## EXTRACT PROVIDED
● ● ● ● ●

Ilaria Torresan: Graduated with honours from two Conservatories, the Benedetto Marcello in Venice and the Arrigo Boito in Parma.
She took Master courses with Gerlinde Otto, Andrea Bambace, Emanuele Torquati, Irina Chukosvkaya, and Boris Bekhterev.
She studied chamber vocal repertoire with Mirco Guadagnigni, Karl Kammerlander and Detlef Roth.
She worked as piano accompanist in various opera productions: the Teatro Malibran (Venice), the Auditorium del Carmine (Parma).
She was invited in New York as stage pianist for "Le Nozze di Figaro" in collaboration with the Metro Chamber Orchestra.
She recorded a series of twentieth-century American arias at the Mahler Hall (Dobbiaco), aired for Radio 3 in 2017, then performed at the Sale Apollinee (Teatro La Fenice, Venice).
She worked at the Verdi Festival (Parma) as a pianist.
She worked as choir and ballet pianist at the Opera Royal de Wallonie (Liège).
Lorenzo Bonomi: He began his singing studies at the age of sixteen. He attended the Arrigo Boito Conservatory (Parma), under the guidance of the soprano Donatella Saccardi, where he graduated with honours in 2016.
He participated in the project "Imparo l’opera" at the Teatro Regio (Parma) singing the roles of Falstaff and Dulcamara.
He worked as solo singer and actor in the “Verdi-Re Lear” production staged in the Teatro Lenz for Verdi Festival season 2015/2016. He participated in the performance of Laborintus II by Luciano Berio at the Teatro Due (Parma). In 2017 he debuted in "La Serva Padrona" singing the role of Uberto. He performed as a soloist at the Teatro Grande (Brescia) in "Ancora odono i colli" by Sylvano Bussotti. Currently he is an active member of the company “La Dual Band” with which he debuted at Le Fonderie Limone (Torino), Teatro Binario 7 (Monza) and in the theatre festival "Jours de theâtre" (Estagel).

● ● ● ● ●

## ROWS
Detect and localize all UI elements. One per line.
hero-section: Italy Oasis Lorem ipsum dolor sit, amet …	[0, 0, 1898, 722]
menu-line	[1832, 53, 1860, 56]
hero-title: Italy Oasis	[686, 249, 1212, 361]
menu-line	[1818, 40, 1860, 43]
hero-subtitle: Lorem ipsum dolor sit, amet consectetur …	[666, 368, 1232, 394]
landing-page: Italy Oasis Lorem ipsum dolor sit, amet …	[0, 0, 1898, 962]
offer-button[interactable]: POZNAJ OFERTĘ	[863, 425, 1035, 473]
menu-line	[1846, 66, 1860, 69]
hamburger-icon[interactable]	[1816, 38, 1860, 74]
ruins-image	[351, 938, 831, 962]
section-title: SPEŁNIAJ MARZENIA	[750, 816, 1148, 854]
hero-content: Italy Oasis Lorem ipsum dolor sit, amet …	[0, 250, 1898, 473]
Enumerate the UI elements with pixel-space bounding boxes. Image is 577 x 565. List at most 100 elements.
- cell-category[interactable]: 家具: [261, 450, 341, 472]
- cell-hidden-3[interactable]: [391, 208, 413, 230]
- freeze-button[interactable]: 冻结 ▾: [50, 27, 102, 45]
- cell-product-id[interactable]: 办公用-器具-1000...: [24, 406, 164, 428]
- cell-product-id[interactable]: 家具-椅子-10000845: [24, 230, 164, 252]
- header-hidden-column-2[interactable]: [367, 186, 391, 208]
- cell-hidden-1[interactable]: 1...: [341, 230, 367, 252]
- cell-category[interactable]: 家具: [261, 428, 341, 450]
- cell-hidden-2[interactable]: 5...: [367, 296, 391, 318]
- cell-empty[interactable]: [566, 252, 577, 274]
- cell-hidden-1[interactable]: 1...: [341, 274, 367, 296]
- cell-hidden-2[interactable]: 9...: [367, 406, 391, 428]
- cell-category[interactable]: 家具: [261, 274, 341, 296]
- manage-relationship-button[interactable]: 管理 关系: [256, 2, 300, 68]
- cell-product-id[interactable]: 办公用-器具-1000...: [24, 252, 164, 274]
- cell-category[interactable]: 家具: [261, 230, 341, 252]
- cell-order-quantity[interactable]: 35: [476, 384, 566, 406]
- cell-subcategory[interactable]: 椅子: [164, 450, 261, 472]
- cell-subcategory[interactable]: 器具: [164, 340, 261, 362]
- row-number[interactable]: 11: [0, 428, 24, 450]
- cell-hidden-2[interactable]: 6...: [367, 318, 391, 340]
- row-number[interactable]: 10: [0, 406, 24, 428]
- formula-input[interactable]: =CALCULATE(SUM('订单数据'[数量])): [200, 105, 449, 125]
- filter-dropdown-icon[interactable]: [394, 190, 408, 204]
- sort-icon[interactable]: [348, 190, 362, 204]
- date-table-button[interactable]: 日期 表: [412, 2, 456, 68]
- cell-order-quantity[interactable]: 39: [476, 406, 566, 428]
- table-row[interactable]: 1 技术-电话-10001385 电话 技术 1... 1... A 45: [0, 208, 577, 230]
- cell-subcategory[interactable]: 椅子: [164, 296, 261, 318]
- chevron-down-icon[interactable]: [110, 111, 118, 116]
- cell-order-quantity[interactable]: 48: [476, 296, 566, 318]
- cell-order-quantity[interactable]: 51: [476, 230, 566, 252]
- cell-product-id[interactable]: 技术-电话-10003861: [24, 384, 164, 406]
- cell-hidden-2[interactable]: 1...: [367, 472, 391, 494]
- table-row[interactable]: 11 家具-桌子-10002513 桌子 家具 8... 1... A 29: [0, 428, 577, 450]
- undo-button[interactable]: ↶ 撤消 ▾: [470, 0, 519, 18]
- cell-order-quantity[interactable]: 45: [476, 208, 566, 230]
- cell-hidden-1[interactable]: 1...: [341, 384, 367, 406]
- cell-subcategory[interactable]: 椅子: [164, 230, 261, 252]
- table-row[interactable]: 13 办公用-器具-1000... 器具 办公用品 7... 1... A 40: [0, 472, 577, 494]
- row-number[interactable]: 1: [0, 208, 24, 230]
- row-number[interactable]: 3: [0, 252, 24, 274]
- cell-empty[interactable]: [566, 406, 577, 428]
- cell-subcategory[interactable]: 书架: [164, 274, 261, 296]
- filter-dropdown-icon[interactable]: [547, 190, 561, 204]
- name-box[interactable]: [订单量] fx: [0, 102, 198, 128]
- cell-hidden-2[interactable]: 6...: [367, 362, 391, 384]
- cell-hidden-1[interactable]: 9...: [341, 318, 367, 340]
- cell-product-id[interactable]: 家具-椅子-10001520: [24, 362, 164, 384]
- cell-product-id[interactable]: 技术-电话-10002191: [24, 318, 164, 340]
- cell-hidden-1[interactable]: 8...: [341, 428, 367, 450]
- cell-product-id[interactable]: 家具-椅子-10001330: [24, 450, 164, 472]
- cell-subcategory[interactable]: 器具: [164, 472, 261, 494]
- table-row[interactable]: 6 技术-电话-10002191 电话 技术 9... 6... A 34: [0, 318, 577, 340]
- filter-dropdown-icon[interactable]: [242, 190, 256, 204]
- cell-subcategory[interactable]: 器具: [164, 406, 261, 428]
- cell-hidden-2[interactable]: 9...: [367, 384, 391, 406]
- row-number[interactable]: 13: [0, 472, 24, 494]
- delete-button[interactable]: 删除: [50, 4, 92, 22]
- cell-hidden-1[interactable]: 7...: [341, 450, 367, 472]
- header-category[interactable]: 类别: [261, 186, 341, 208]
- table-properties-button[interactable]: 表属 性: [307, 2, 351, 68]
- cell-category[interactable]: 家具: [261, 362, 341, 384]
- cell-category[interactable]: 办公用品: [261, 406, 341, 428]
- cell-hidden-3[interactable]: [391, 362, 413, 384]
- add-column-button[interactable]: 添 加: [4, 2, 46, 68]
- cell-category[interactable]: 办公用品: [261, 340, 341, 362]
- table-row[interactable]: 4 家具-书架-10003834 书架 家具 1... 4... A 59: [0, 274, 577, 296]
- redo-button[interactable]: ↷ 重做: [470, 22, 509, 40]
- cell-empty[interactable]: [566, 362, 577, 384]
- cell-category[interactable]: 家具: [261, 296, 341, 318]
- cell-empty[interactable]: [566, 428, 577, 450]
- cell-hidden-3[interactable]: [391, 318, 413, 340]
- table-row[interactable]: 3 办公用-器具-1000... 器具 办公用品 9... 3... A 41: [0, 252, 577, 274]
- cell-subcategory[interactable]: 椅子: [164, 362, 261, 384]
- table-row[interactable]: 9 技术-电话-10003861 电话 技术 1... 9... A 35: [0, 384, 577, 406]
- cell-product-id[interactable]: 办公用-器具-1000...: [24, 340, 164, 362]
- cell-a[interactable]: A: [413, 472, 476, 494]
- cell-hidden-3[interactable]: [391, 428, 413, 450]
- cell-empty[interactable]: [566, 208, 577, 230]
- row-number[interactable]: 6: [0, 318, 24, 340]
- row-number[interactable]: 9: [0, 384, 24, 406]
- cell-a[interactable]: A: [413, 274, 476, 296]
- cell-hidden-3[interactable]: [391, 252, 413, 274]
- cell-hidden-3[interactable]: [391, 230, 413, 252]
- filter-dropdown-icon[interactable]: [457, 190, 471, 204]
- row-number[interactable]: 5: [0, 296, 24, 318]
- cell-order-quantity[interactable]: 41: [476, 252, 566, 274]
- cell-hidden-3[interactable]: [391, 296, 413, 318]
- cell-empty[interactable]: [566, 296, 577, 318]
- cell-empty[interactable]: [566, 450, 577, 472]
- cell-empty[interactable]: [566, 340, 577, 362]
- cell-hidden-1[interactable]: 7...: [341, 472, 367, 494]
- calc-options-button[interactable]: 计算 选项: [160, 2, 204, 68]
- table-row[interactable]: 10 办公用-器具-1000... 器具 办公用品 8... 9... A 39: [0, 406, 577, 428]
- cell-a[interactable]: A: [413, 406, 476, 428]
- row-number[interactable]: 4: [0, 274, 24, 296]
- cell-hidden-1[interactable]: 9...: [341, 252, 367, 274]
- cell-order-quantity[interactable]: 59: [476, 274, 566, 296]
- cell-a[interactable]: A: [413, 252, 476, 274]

● ● ● ● ●

## THE TASKS
a. In the musician biographies, which role did Lorenzo Bonomi sing in his 2017 debut in "La Serva Padrona"?
b. List every teacher with whom Ilaria Torresan took Master courses, according to the musician biographies.
c. Extend the musician biographies, picking up after their final sentence.
The items on this page are separate material, apart from the musician biographies.

## PER-TASK OUTPUTS
a. He sang the role of Uberto.

b. Gerlinde Otto, Andrea Bambace, Emanuele Torquati, Irina Chukosvkaya, Boris Bekhterev

c.
Stela Dicusară: She started her singing studies with the alto Alessandra Perbellini. In 2013 she enrolled at the Arrigo Boito Conservatory in Parma where she studied under the guidance of the soprano Donatella Saccardi. She sang as a soloist in several concerts at the Teatro San Carlino and the San Barnaba Auditorium in Brescia. She participated in masterclasses held by Roberto de Candia, Daniela Barcellona, Jan Schultsz, Eva Mei, Filippo Faes and Federico Maria Sardelli. She performed in "Prima che si alzi il sipario" in the Sala del Ridotto (Teatro Regio, Parma) for the presentation of "Le nozze di Figaro" and "Giovanna D'arco". In 2016 she debuted as Susanna in the Mozart’s "Le nozze di Figaro”. In 2017 she graduated with honours at Boito Conservatory and had her debut in "La Serva Padrona" in the role of Serpina staged at the Auditorium del Carmine and the Teatro Crystal in Collecchio (Parma). In 2018 she debuted as Sabbiolino in the opera "Hänsel e Gretel" staged at the Teatro Regio (Parma).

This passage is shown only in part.